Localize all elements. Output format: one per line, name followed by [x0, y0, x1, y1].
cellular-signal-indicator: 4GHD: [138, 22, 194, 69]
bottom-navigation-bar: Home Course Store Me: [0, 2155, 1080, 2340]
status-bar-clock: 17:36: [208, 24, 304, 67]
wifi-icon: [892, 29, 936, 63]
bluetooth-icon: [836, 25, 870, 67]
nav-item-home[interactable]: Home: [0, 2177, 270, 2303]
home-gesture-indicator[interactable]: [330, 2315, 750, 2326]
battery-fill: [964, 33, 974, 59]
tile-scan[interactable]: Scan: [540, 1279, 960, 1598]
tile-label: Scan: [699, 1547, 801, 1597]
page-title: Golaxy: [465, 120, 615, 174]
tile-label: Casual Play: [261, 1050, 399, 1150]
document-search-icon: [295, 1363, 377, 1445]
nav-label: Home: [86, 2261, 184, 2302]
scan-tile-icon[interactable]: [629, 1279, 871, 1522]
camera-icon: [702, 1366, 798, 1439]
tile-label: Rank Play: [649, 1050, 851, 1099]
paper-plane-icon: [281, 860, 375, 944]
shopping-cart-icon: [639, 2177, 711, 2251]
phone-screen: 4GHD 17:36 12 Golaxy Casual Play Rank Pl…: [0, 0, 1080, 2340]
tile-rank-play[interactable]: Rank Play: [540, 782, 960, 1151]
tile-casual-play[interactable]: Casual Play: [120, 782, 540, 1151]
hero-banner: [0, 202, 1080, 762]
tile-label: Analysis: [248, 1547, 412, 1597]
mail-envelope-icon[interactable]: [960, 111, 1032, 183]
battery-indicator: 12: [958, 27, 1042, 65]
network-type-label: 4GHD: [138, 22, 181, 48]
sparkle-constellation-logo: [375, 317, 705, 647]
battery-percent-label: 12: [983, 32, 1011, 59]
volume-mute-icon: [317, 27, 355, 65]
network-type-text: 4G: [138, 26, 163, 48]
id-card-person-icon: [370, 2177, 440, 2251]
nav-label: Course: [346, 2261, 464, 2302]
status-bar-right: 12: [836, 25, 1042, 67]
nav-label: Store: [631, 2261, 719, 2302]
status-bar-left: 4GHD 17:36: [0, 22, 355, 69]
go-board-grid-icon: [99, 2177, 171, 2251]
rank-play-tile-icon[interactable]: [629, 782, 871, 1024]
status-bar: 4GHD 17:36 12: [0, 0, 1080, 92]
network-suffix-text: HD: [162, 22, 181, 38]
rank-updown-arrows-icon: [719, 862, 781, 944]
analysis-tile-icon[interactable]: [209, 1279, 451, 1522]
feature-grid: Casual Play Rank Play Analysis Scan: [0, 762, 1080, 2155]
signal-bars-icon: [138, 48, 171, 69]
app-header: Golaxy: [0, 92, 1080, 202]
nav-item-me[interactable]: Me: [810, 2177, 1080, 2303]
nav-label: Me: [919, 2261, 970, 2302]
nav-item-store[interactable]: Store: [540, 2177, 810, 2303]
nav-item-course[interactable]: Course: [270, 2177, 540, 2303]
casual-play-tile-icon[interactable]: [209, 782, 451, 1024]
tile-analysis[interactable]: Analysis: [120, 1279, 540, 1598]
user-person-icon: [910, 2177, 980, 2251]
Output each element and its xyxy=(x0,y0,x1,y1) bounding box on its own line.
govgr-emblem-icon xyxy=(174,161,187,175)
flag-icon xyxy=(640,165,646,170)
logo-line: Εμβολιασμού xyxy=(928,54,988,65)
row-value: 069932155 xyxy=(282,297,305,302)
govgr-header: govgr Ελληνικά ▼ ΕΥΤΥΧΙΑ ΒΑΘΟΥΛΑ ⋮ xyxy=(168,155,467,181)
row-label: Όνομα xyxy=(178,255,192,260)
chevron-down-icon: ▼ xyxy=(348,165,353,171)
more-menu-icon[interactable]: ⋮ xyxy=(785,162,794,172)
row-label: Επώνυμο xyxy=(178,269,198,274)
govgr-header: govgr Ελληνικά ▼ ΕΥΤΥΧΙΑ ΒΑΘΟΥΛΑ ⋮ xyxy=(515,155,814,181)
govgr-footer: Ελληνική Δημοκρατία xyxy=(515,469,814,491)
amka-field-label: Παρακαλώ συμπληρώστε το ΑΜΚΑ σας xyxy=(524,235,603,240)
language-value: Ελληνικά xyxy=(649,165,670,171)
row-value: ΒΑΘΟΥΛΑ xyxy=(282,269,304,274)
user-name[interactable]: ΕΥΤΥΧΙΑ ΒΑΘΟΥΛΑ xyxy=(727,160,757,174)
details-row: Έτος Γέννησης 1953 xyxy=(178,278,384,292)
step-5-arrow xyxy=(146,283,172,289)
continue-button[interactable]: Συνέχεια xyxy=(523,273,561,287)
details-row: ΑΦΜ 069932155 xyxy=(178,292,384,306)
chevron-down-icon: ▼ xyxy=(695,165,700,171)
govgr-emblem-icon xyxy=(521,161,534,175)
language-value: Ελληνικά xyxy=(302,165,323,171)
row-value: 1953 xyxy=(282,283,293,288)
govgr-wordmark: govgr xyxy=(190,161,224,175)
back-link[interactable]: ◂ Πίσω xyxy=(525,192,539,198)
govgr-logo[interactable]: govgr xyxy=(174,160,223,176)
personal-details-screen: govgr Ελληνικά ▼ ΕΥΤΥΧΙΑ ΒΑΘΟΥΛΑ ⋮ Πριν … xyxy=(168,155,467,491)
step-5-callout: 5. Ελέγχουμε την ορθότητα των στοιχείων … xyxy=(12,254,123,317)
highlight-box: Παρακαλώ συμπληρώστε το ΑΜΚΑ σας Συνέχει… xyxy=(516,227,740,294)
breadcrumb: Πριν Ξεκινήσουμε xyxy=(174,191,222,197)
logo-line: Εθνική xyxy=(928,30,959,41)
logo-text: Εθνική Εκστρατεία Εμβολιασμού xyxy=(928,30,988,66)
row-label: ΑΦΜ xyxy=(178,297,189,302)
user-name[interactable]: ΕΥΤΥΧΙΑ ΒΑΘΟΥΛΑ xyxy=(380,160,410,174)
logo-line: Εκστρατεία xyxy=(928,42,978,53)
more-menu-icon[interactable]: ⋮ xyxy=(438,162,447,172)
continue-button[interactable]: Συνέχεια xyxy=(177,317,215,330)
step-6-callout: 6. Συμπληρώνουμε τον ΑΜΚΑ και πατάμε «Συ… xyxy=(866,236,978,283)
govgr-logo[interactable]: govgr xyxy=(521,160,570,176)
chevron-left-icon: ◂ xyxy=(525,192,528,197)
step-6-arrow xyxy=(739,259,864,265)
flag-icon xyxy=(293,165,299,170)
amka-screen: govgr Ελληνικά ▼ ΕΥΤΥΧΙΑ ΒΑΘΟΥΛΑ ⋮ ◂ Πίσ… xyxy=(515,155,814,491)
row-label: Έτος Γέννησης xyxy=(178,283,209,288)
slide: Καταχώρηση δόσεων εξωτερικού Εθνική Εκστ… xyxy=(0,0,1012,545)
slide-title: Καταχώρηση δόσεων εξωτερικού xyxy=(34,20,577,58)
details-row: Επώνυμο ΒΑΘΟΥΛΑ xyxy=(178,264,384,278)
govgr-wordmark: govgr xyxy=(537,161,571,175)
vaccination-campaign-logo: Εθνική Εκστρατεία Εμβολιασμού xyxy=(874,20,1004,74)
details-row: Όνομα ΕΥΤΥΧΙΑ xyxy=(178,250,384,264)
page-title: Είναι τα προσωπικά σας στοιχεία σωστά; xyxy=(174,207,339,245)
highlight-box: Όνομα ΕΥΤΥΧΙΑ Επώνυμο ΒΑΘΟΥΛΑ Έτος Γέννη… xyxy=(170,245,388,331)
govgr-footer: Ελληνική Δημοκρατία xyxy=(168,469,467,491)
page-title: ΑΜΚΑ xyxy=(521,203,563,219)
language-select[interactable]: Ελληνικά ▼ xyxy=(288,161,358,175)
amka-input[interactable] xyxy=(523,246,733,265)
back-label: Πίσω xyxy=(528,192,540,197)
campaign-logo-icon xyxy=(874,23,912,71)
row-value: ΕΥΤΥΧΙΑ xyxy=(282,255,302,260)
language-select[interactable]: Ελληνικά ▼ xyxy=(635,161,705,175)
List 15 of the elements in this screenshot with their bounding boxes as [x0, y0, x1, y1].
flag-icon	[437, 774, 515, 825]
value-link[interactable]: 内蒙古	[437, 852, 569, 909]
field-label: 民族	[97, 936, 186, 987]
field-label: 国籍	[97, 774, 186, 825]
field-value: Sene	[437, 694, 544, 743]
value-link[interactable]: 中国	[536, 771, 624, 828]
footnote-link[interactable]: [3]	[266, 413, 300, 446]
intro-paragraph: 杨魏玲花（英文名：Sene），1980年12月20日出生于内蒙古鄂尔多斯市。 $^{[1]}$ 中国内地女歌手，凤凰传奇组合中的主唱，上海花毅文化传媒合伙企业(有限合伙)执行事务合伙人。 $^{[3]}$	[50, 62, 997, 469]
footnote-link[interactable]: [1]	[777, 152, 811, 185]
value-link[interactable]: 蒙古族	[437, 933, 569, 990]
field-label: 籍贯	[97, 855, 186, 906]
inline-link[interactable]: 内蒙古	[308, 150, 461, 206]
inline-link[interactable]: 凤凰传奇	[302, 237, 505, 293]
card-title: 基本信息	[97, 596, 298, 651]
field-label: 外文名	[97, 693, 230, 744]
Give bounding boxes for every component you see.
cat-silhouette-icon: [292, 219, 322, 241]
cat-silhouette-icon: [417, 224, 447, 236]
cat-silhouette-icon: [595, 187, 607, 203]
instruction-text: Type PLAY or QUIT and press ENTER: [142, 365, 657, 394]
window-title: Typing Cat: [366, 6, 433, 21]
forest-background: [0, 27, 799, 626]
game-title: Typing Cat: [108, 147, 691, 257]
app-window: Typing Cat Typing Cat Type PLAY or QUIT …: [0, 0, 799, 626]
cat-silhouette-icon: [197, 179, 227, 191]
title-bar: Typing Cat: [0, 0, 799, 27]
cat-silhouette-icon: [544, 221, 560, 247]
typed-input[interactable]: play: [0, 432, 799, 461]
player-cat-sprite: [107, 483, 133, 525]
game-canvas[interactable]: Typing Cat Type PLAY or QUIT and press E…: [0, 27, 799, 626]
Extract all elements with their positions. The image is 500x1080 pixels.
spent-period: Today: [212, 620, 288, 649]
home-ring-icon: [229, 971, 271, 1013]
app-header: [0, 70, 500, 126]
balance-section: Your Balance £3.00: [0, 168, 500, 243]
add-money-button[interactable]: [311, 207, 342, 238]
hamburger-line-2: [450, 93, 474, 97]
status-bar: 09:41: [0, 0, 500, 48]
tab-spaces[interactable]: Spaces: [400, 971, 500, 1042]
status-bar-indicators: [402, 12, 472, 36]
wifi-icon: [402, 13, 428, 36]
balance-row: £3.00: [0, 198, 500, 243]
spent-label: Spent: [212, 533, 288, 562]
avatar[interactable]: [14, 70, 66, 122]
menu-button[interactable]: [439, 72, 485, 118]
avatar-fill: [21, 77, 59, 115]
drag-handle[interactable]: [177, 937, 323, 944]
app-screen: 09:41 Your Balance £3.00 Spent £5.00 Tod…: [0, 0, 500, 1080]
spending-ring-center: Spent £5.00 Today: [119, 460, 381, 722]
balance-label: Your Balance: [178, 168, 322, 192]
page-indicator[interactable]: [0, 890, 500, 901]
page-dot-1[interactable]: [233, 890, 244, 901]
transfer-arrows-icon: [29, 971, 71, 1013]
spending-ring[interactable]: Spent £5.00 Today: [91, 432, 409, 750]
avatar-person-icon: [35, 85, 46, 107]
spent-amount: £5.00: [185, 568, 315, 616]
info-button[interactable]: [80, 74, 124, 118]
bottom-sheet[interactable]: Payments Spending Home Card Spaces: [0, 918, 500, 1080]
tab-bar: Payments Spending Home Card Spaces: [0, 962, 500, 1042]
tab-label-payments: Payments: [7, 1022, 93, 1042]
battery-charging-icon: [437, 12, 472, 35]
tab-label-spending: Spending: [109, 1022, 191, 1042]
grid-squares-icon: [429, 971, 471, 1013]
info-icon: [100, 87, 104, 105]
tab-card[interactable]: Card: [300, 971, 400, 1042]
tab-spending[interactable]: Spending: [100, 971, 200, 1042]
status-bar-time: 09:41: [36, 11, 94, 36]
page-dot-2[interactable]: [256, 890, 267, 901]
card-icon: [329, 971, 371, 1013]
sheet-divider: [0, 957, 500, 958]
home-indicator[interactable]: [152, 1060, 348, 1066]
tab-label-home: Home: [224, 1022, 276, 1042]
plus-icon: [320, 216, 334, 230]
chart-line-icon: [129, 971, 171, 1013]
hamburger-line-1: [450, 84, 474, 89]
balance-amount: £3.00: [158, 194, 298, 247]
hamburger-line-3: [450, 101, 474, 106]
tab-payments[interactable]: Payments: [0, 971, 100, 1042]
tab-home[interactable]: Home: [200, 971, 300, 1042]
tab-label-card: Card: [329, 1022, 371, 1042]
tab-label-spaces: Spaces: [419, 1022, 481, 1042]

(Stated problem): Pull out every line in the records above that contains the string "user".

(Correct answer):
user-person-icon: [910, 2177, 980, 2251]
user-name[interactable]: ΕΥΤΥΧΙΑ ΒΑΘΟΥΛΑ xyxy=(727,160,757,174)
user-name[interactable]: ΕΥΤΥΧΙΑ ΒΑΘΟΥΛΑ xyxy=(380,160,410,174)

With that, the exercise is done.